Task description ->
Locate the word "Dont" in the data below, then copy every line that holds it.

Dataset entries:
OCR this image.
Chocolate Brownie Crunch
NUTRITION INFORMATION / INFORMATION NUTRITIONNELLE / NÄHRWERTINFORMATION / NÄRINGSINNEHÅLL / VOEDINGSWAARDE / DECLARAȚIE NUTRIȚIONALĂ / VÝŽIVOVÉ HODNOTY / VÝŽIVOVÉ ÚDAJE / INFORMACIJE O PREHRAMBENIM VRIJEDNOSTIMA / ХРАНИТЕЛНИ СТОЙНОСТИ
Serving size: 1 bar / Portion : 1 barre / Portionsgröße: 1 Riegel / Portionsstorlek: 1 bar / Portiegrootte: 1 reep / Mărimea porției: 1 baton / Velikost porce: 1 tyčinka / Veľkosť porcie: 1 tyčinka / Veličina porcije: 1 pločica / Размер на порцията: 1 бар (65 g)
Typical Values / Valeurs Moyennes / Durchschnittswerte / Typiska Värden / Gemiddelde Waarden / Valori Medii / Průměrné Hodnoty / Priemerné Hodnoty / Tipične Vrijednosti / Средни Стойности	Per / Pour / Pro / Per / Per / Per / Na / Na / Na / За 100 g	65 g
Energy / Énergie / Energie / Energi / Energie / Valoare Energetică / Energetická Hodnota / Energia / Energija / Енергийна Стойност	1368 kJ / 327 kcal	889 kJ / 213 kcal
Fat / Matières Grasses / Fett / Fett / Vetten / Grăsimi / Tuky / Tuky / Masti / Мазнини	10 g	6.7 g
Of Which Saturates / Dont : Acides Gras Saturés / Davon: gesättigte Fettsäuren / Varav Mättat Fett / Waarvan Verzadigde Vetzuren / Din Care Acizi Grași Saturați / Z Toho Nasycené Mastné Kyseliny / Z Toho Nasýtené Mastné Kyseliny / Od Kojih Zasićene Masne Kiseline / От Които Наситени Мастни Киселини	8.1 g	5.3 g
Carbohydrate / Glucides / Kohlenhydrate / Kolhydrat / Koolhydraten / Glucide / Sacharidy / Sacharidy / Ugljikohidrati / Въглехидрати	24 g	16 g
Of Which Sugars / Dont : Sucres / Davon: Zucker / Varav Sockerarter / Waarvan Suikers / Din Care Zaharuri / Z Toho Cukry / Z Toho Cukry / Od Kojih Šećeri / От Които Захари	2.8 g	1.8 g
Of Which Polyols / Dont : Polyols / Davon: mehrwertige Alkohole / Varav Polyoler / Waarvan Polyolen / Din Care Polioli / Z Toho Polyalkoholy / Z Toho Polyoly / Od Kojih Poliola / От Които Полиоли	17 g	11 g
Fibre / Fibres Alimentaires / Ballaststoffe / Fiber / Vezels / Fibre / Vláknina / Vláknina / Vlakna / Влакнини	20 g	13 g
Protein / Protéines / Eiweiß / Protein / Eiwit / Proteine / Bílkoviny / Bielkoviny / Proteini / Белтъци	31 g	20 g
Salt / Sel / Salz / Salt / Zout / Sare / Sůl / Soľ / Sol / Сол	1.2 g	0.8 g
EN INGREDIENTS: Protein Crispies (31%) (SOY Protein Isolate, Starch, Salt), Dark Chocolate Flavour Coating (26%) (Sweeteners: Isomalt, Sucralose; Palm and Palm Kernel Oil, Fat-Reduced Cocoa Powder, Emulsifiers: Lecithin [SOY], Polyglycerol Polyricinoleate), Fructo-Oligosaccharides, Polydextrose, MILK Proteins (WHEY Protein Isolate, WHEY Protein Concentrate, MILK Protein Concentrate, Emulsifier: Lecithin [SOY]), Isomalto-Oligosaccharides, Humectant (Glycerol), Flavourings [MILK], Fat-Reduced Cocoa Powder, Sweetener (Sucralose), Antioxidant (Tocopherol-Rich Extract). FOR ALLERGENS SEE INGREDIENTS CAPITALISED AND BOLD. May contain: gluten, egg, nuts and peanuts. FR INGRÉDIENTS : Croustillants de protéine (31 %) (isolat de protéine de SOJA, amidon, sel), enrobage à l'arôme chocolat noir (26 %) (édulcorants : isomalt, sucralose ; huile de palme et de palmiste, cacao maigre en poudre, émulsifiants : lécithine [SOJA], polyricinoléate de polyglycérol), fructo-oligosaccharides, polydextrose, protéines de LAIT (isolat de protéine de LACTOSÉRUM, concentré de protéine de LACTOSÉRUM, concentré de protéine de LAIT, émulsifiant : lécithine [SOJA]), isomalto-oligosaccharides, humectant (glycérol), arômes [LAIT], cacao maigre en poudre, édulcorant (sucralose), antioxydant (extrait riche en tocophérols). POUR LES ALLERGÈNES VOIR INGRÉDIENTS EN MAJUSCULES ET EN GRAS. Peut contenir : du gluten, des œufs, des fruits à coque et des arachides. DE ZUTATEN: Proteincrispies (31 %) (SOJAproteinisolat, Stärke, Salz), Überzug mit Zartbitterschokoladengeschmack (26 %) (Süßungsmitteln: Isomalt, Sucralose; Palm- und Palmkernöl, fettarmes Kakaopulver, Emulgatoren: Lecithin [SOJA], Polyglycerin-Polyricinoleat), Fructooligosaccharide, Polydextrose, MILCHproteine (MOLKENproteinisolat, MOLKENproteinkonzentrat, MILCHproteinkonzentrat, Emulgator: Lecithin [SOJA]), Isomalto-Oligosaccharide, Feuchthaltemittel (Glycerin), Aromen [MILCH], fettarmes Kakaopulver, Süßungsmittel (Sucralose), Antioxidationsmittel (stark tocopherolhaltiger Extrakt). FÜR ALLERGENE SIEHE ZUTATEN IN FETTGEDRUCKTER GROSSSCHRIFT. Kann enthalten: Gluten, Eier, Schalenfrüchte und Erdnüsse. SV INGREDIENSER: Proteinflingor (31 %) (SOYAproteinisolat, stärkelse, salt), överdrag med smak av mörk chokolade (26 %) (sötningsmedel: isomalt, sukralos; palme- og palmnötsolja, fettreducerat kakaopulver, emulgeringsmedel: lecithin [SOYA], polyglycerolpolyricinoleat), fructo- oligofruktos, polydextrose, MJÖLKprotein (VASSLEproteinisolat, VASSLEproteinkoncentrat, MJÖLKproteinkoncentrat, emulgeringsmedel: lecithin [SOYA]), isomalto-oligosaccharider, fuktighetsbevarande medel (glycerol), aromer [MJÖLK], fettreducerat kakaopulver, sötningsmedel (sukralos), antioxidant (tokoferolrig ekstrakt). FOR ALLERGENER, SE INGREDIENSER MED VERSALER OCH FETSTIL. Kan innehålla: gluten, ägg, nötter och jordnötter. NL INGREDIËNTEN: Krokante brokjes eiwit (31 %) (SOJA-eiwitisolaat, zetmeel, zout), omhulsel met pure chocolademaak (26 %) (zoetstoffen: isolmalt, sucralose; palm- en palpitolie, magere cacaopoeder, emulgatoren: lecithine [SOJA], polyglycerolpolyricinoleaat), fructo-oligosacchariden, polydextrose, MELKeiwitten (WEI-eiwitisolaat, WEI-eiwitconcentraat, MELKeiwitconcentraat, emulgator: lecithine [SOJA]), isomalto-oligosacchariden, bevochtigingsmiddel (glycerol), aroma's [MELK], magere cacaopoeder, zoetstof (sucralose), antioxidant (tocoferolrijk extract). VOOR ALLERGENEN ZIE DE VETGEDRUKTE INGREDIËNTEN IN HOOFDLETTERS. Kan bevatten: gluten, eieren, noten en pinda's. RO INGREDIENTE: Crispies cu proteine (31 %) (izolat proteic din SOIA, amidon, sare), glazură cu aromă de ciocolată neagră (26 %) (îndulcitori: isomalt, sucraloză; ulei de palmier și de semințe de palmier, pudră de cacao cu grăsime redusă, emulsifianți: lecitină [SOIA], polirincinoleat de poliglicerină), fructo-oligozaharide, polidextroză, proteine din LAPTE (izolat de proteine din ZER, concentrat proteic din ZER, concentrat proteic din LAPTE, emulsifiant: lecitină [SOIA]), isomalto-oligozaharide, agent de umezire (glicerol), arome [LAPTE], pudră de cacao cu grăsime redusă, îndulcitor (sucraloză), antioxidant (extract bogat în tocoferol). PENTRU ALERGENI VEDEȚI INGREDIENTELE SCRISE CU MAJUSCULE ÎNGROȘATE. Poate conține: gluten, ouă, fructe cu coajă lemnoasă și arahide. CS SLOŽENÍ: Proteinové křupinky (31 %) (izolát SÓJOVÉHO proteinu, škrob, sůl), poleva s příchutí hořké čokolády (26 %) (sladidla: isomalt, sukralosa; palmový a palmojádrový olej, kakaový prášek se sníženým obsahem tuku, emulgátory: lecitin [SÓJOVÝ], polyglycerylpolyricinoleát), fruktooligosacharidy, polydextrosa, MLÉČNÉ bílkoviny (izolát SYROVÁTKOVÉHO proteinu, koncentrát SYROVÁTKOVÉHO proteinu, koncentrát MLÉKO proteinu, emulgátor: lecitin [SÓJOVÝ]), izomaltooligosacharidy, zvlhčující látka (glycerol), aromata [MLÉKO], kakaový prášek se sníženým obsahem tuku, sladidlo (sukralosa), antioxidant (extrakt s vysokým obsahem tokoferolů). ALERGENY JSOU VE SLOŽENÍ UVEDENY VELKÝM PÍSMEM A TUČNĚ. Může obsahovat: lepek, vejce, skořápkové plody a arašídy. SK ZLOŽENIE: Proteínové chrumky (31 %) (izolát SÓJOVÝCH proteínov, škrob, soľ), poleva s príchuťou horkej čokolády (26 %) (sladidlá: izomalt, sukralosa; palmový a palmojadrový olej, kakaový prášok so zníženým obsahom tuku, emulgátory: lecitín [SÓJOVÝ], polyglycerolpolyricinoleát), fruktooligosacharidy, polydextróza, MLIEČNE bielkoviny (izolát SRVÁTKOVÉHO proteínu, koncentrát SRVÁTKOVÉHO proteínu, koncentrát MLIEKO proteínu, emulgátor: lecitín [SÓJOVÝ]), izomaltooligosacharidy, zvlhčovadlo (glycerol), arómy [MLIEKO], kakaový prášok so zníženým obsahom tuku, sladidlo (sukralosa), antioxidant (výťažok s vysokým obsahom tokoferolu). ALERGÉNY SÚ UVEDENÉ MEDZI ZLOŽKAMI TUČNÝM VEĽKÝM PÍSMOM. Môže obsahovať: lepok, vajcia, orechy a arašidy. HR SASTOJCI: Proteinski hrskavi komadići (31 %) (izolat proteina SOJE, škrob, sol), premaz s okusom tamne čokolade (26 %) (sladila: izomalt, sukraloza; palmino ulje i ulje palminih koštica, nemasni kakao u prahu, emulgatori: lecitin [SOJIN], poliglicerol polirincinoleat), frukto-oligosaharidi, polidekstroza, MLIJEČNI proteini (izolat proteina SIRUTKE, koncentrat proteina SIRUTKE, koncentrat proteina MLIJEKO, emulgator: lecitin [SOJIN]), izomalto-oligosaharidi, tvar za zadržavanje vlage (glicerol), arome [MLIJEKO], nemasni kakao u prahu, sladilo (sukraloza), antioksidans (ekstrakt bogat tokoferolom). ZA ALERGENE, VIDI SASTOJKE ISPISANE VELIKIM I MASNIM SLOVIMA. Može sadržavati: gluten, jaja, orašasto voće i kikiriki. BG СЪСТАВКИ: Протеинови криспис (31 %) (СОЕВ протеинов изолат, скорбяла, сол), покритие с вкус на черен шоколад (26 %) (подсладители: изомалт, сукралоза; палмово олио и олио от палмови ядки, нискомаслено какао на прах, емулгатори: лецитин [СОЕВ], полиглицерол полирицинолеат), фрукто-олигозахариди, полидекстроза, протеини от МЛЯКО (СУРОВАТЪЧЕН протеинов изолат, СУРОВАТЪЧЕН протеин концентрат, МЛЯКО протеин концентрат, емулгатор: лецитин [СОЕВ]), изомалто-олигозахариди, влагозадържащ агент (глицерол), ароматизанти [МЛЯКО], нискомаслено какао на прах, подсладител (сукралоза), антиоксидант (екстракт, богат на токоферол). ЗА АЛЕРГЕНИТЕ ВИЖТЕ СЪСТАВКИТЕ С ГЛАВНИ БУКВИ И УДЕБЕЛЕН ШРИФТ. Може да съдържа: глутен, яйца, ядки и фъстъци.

Expected answer ->
Of Which Saturates / Dont : Acides Gras Saturés / Davon: gesättigte Fettsäuren / Varav Mättat Fett / Waarvan Verzadigde Vetzuren / Din Care Acizi Grași Saturați / Z Toho Nasycené Mastné Kyseliny / Z Toho Nasýtené Mastné Kyseliny / Od Kojih Zasićene Masne Kiseline / От Които Наситени Мастни Киселини	8.1 g	5.3 g
Of Which Sugars / Dont : Sucres / Davon: Zucker / Varav Sockerarter / Waarvan Suikers / Din Care Zaharuri / Z Toho Cukry / Z Toho Cukry / Od Kojih Šećeri / От Които Захари	2.8 g	1.8 g
Of Which Polyols / Dont : Polyols / Davon: mehrwertige Alkohole / Varav Polyoler / Waarvan Polyolen / Din Care Polioli / Z Toho Polyalkoholy / Z Toho Polyoly / Od Kojih Poliola / От Които Полиоли	17 g	11 g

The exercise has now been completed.